### PROVIDED TEXT:

_ _ _ _

Optimal matching has begun to see substantial use in social science. Abbott and Forrest 1986), on careers (Abbott and Deviney 1992). He has tested reliability in Forrest and Abbott (1990). Jones and Brain (1985) utilize the event distance coding characteristics of optimal matching. Coxon (1988) reports both an elaborate coding scheme and application of matching methods to sexual behavior. (There may be more complete publications from this study that I have not been able to find.) Miller & Roid (1993) apply optimal alignment to movement patterns in infants, while Levitt and Nass (1989) nicely use optimal matching to demonstrate consistency among physics and sociology textbooks. Saberwahl and Robey (1993) apply the techniques to find regularities in innovation processes, as does Poole (????).

One of the advantages of optimal matching/alignment as a sequence technique is that analysts whose theories predict different forms of resemblance can vary the algorithms to suit them. Thus, stage theories with some local disorder - a common position among stage theorists - can be sought using variants of the cellar algorithm (Wagner 1983). Theories implying the unimportance of minor shifts in duration of runs can be handled with variants of the affine gap-cost algorithm (Sankoff & Kruskal 1983:296ff). Subsequence problems across large datasets (the "turning point" question in life cycle data) can be handled with new local alignment algorithms using Gibbs samplers and expectation maximization (Lawrence et al 1993). More important, the unilinearity constraint is slowly being lifted. Even game theoretic sequences (which branch at each decision point) will probably be analyzable using the tree resemblance algorithms of Shasha and others (Zhang and Shasha 1989, see also Sankoff and Kruskal 1983: 265ff).

_ _ _ _

### RECORDS FOR THIS EXERCISE:
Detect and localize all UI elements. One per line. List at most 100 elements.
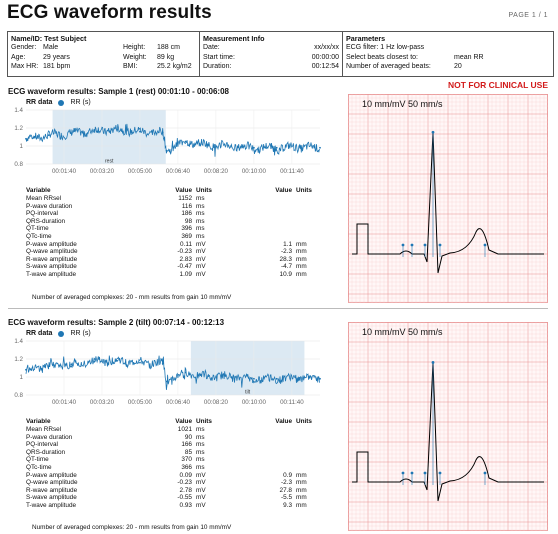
cell-value: -0.47 (177, 263, 192, 271)
cell-value2 (236, 449, 292, 457)
sample1-rr-chart: rest 0.8 1 1.2 1.4 00:01:40 00:03:20 00:05:00 00… (14, 107, 321, 175)
rr-data-point (319, 377, 321, 380)
table-row: P-wave duration 116 ms (26, 203, 328, 211)
th-units2: Units (296, 187, 312, 194)
page-number: PAGE 1 / 1 (508, 12, 548, 19)
age-label: Age: (11, 53, 26, 61)
cell-units: mV (196, 240, 206, 248)
fiducial-marker-dot (410, 471, 414, 475)
cell-units2 (292, 456, 328, 464)
fiducial-marker-dot (401, 471, 405, 475)
cell-value: 186 (181, 210, 192, 218)
cell-variable: QRS-duration (26, 217, 66, 225)
calibration-pulse (352, 223, 373, 255)
cell-value2: 9.3 (283, 501, 292, 509)
th-value2: Value (275, 187, 292, 194)
cell-units2 (292, 218, 328, 226)
cell-value2 (236, 233, 292, 241)
table-row: R-wave amplitude 2.78 mV 27.8 mm (26, 487, 328, 495)
measurement-heading: Measurement Info (203, 34, 265, 43)
height-value: 188 cm (157, 44, 180, 52)
sample2-legend: RR data RR (s) (26, 330, 91, 337)
cell-units2: mm (296, 486, 307, 494)
rr-data-point (184, 371, 187, 374)
rr-data-point (253, 377, 255, 380)
legend-rr-data: RR data (26, 330, 53, 337)
cell-units: ms (196, 232, 205, 240)
cell-variable: QT-time (26, 456, 49, 464)
cell-units: mV (196, 248, 206, 256)
cell-value: 116 (181, 202, 192, 210)
table-row: QTc-time 369 ms (26, 233, 328, 241)
legend-rr-data: RR data (26, 99, 53, 106)
cell-value: 0.09 (179, 471, 192, 479)
cell-variable: R-wave amplitude (26, 255, 78, 263)
cell-value2 (236, 210, 292, 218)
subject-heading: Name/ID: Test Subject (11, 34, 87, 43)
cell-units: ms (196, 448, 205, 456)
cell-units: ms (196, 195, 205, 202)
maxhr-value: 181 bpm (43, 62, 71, 70)
cell-value: 369 (181, 232, 192, 240)
table-row: T-wave amplitude 1.09 mV 10.9 mm (26, 271, 328, 279)
sample1-values-table: Variable Value Units Value Units Mean RR… (26, 186, 328, 279)
table-row: Mean RRsel 1021 ms (26, 426, 328, 434)
rr-data-point (275, 377, 278, 380)
date-value: xx/xx/xx (314, 44, 339, 52)
table-row: P-wave amplitude 0.11 mV 1.1 mm (26, 241, 328, 249)
table-header-row: Variable Value Units Value Units (26, 186, 328, 195)
cell-variable: QRS-duration (26, 448, 66, 456)
subject-box: Name/ID: Test Subject Gender: Male Height:… (8, 32, 200, 76)
averaged-ecg-waveform (373, 362, 544, 502)
sample1-ecg-panel: 10 mm/mV 50 mm/s (348, 94, 548, 303)
th-value: Value (175, 418, 192, 425)
cell-variable: Q-wave amplitude (26, 248, 78, 256)
fiducial-marker-dot (431, 361, 435, 364)
gender-value: Male (43, 44, 59, 52)
cell-units2 (292, 464, 328, 472)
cell-units2: mm (296, 471, 307, 479)
sample1-title: ECG waveform results: Sample 1 (rest) 00… (8, 87, 229, 96)
th-variable: Variable (26, 187, 51, 194)
cell-value: 1.09 (179, 270, 192, 278)
x-tick-label: 00:01:40 (52, 399, 77, 406)
x-tick-label: 00:11:40 (280, 399, 304, 406)
cell-units2: mm (296, 248, 307, 256)
table-row: PQ-interval 166 ms (26, 441, 328, 449)
report-title: ECG waveform results (7, 2, 212, 23)
sample2-title: ECG waveform results: Sample 2 (tilt) 00… (8, 318, 225, 327)
cell-units2: mm (296, 494, 307, 502)
cell-units: mV (196, 494, 206, 502)
fiducial-marker-dot (483, 243, 487, 247)
selection-highlight (52, 110, 166, 164)
cell-value2: 1.1 (283, 240, 292, 248)
rr-data-point (25, 368, 27, 371)
fiducial-marker-dot (401, 243, 405, 247)
selection-highlight (190, 341, 305, 395)
avg-label: Number of averaged beats: (346, 62, 431, 70)
bmi-label: BMI: (123, 62, 138, 70)
parameters-heading: Parameters (346, 34, 386, 43)
rr-data-point (161, 362, 164, 365)
table-row: QTc-time 366 ms (26, 464, 328, 472)
cell-units: ms (196, 426, 205, 433)
rr-data-point (47, 365, 50, 368)
table-row: Mean RRsel 1152 ms (26, 195, 328, 203)
table-row: S-wave amplitude -0.55 mV -5.5 mm (26, 494, 328, 502)
th-units: Units (196, 187, 212, 194)
duration-value: 00:12:54 (311, 62, 339, 70)
y-tick-label: 0.8 (14, 161, 23, 168)
x-tick-label: 00:03:20 (90, 399, 115, 406)
rr-data-point (165, 380, 168, 383)
cell-value2: -5.5 (280, 494, 292, 502)
cell-value2: 10.9 (279, 270, 292, 278)
rr-data-point (253, 146, 255, 149)
th-value2: Value (275, 418, 292, 425)
table-row: PQ-interval 186 ms (26, 210, 328, 218)
legend-rr-s: RR (s) (70, 330, 91, 337)
cell-units2: mm (296, 263, 307, 271)
cell-value: -0.23 (177, 479, 192, 487)
weight-value: 89 kg (157, 53, 175, 61)
legend-dot-icon (58, 330, 65, 337)
info-panel: Name/ID: Test Subject Gender: Male Height:… (7, 31, 554, 77)
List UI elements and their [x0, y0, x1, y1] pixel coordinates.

_ _ _ _

### WHAT IS ASKED:
[A] Print the passage on optimal matching exactly, starting at "Optimal matching has" and ending at "does Poole (????).".
[B] Output the rows without any changes, starting at the row that contains "cell-value: -0.47 (177, 263, 192, 271)" and ending at the row that contains "cell-value: 116 (181, 202, 192, 210)".

### SOLUTIONS TO EACH TASK:
[A]
Optimal matching has begun to see substantial use in social science. Abbott and Forrest 1986), on careers (Abbott and Deviney 1992). He has tested reliability in Forrest and Abbott (1990). Jones and Brain (1985) utilize the event distance coding characteristics of optimal matching. Coxon (1988) reports both an elaborate coding scheme and application of matching methods to sexual behavior. (There may be more complete publications from this study that I have not been able to find.) Miller & Roid (1993) apply optimal alignment to movement patterns in infants, while Levitt and Nass (1989) nicely use optimal matching to demonstrate consistency among physics and sociology textbooks. Saberwahl and Robey (1993) apply the techniques to find regularities in innovation processes, as does Poole (????).

[B]
cell-value: -0.47 (177, 263, 192, 271)
cell-value2 (236, 449, 292, 457)
sample1-rr-chart: rest 0.8 1 1.2 1.4 00:01:40 00:03:20 00:05:00 00… (14, 107, 321, 175)
rr-data-point (319, 377, 321, 380)
table-row: P-wave duration 116 ms (26, 203, 328, 211)
th-units2: Units (296, 187, 312, 194)
page-number: PAGE 1 / 1 (508, 12, 548, 19)
age-label: Age: (11, 53, 26, 61)
cell-units: mV (196, 240, 206, 248)
fiducial-marker-dot (410, 471, 414, 475)
cell-units2 (292, 456, 328, 464)
fiducial-marker-dot (401, 471, 405, 475)
cell-value: 186 (181, 210, 192, 218)
cell-variable: QRS-duration (26, 217, 66, 225)
calibration-pulse (352, 223, 373, 255)
cell-value2: 9.3 (283, 501, 292, 509)
th-value2: Value (275, 187, 292, 194)
cell-units2 (292, 218, 328, 226)
cell-value2 (236, 233, 292, 241)
table-row: R-wave amplitude 2.78 mV 27.8 mm (26, 487, 328, 495)
measurement-heading: Measurement Info (203, 34, 265, 43)
height-value: 188 cm (157, 44, 180, 52)
sample2-legend: RR data RR (s) (26, 330, 91, 337)
cell-units2: mm (296, 486, 307, 494)
rr-data-point (184, 371, 187, 374)
rr-data-point (253, 377, 255, 380)
legend-rr-data: RR data (26, 330, 53, 337)
cell-units: ms (196, 232, 205, 240)
cell-variable: QT-time (26, 456, 49, 464)
cell-units: mV (196, 248, 206, 256)
cell-value: 116 (181, 202, 192, 210)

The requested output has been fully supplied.